### Dataset records
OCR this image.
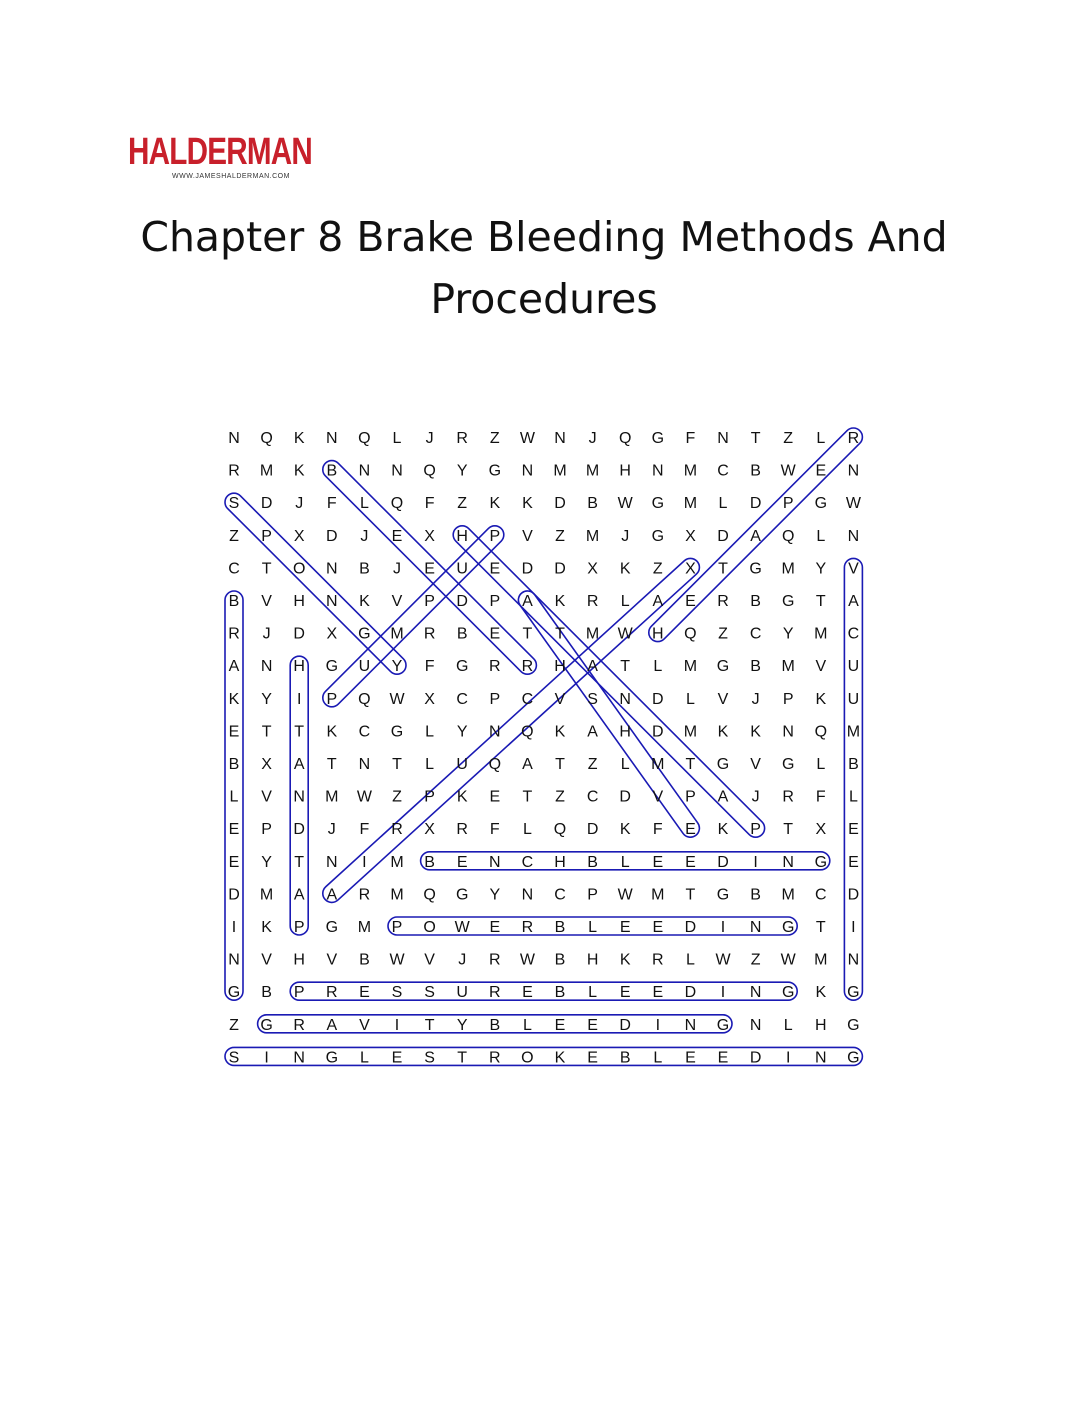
HALDERMAN
WWW.JAMESHALDERMAN.COM
Chapter 8 Brake Bleeding Methods And Procedures
N Q K N Q L J R Z W N J Q G F N T Z L R
R M K B N N Q Y G N M M H N M C B W E N
S D J F L Q F Z K K D B W G M L D P G W
Z P X D J E X H P V Z M J G X D A Q L N
C T O N B J E U E D D X K Z X T G M Y V
B V H N K V P D P A K R L A E R B G T A
R J D X G M R B E T T M W H Q Z C Y M C
A N H G U Y F G R R H A T L M G B M V U
K Y I P Q W X C P C V S N D L V J P K U
E T T K C G L Y N Q K A H D M K K N Q M
B X A T N T L U Q A T Z L M T G V G L B
L V N M W Z P K E T Z C D V P A J R F L
E P D J F R X R F L Q D K F E K P T X E
E Y T N I M B E N C H B L E E D I N G E
D M A A R M Q G Y N C P W M T G B M C D
I K P G M P O W E R B L E E D I N G T I
N V H V B W V J R W B H K R L W Z W M N
G B P R E S S U R E B L E E D I N G K G
Z G R A V I T Y B L E E D I N G N L H G
S I N G L E S T R O K E B L E E D I N G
######
■ **Brief**
Give all the lines above again, character for character, without pictures.

■ **Exercise answer**
OCR this image.
HALDERMAN
WWW.JAMESHALDERMAN.COM
Chapter 8 Brake Bleeding Methods And Procedures
N Q K N Q L J R Z W N J Q G F N T Z L R
R M K B N N Q Y G N M M H N M C B W E N
S D J F L Q F Z K K D B W G M L D P G W
Z P X D J E X H P V Z M J G X D A Q L N
C T O N B J E U E D D X K Z X T G M Y V
B V H N K V P D P A K R L A E R B G T A
R J D X G M R B E T T M W H Q Z C Y M C
A N H G U Y F G R R H A T L M G B M V U
K Y I P Q W X C P C V S N D L V J P K U
E T T K C G L Y N Q K A H D M K K N Q M
B X A T N T L U Q A T Z L M T G V G L B
L V N M W Z P K E T Z C D V P A J R F L
E P D J F R X R F L Q D K F E K P T X E
E Y T N I M B E N C H B L E E D I N G E
D M A A R M Q G Y N C P W M T G B M C D
I K P G M P O W E R B L E E D I N G T I
N V H V B W V J R W B H K R L W Z W M N
G B P R E S S U R E B L E E D I N G K G
Z G R A V I T Y B L E E D I N G N L H G
S I N G L E S T R O K E B L E E D I N G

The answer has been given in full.